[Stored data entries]
+++
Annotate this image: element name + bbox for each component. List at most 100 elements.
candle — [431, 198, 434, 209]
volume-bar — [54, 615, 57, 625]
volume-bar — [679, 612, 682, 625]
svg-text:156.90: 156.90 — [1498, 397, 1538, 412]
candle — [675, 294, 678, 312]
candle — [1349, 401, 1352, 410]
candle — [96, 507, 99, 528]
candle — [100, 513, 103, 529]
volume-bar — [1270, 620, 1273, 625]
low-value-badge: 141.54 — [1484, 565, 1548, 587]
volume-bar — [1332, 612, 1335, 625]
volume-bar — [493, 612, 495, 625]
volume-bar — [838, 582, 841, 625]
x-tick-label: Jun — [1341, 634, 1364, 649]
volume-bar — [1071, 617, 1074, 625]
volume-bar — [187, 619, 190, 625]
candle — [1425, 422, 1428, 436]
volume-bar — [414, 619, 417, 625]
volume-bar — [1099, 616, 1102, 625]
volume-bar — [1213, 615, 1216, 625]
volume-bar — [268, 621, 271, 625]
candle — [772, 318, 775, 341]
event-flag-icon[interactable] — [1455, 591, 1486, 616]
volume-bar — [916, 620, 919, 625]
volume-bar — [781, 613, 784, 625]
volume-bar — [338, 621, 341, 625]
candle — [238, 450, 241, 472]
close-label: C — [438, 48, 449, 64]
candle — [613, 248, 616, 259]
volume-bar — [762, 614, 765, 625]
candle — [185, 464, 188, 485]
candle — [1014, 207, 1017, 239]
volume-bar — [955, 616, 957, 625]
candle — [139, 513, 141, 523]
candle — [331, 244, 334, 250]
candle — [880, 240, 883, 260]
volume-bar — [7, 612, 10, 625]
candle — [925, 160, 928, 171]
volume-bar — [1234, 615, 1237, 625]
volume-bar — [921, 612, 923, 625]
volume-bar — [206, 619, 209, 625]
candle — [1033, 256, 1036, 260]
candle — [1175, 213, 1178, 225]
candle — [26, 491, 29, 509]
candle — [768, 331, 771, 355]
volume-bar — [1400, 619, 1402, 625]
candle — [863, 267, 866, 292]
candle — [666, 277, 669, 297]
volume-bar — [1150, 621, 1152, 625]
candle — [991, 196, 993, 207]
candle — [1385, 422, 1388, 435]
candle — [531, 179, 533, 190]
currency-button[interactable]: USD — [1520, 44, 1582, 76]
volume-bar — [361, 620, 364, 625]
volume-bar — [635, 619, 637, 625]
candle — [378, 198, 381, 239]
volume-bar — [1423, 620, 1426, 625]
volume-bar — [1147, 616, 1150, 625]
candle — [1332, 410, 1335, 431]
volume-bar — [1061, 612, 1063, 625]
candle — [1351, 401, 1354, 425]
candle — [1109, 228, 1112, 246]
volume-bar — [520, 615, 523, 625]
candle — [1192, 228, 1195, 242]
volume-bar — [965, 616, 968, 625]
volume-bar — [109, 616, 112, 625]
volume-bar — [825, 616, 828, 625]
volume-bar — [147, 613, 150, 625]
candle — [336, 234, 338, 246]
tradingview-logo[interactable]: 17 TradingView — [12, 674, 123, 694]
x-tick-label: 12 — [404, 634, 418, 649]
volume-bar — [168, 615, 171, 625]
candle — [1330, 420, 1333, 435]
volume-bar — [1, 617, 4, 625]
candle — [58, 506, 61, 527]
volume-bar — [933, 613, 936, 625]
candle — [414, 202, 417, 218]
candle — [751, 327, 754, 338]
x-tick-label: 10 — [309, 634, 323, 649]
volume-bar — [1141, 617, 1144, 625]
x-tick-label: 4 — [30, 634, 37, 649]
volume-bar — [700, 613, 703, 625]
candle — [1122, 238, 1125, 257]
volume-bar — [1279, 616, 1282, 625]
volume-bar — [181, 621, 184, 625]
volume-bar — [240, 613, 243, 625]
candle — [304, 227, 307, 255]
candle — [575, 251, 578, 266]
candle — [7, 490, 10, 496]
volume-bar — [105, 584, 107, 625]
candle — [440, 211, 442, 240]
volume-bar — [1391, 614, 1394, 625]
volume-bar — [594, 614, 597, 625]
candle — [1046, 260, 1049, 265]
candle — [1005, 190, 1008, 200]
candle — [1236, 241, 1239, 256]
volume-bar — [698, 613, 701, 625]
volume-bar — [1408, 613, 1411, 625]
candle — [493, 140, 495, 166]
+++
- Exercise directions: Copy the records word for word, from the first line through the line that contains "volume-bar — [1234, 615, 1237, 625]", including that line.

- Answer to the exercise:
Annotate this image: element name + bbox for each component. List at most 100 elements.
candle — [431, 198, 434, 209]
volume-bar — [54, 615, 57, 625]
volume-bar — [679, 612, 682, 625]
svg-text:156.90: 156.90 — [1498, 397, 1538, 412]
candle — [675, 294, 678, 312]
candle — [1349, 401, 1352, 410]
candle — [96, 507, 99, 528]
candle — [100, 513, 103, 529]
volume-bar — [1270, 620, 1273, 625]
low-value-badge: 141.54 — [1484, 565, 1548, 587]
volume-bar — [1332, 612, 1335, 625]
volume-bar — [493, 612, 495, 625]
volume-bar — [838, 582, 841, 625]
x-tick-label: Jun — [1341, 634, 1364, 649]
volume-bar — [1071, 617, 1074, 625]
volume-bar — [187, 619, 190, 625]
candle — [1425, 422, 1428, 436]
volume-bar — [414, 619, 417, 625]
volume-bar — [1099, 616, 1102, 625]
volume-bar — [1213, 615, 1216, 625]
volume-bar — [268, 621, 271, 625]
candle — [772, 318, 775, 341]
event-flag-icon[interactable] — [1455, 591, 1486, 616]
volume-bar — [916, 620, 919, 625]
volume-bar — [781, 613, 784, 625]
volume-bar — [338, 621, 341, 625]
candle — [238, 450, 241, 472]
close-label: C — [438, 48, 449, 64]
candle — [613, 248, 616, 259]
volume-bar — [762, 614, 765, 625]
candle — [185, 464, 188, 485]
candle — [1014, 207, 1017, 239]
volume-bar — [955, 616, 957, 625]
candle — [139, 513, 141, 523]
candle — [331, 244, 334, 250]
candle — [880, 240, 883, 260]
volume-bar — [7, 612, 10, 625]
candle — [925, 160, 928, 171]
volume-bar — [1234, 615, 1237, 625]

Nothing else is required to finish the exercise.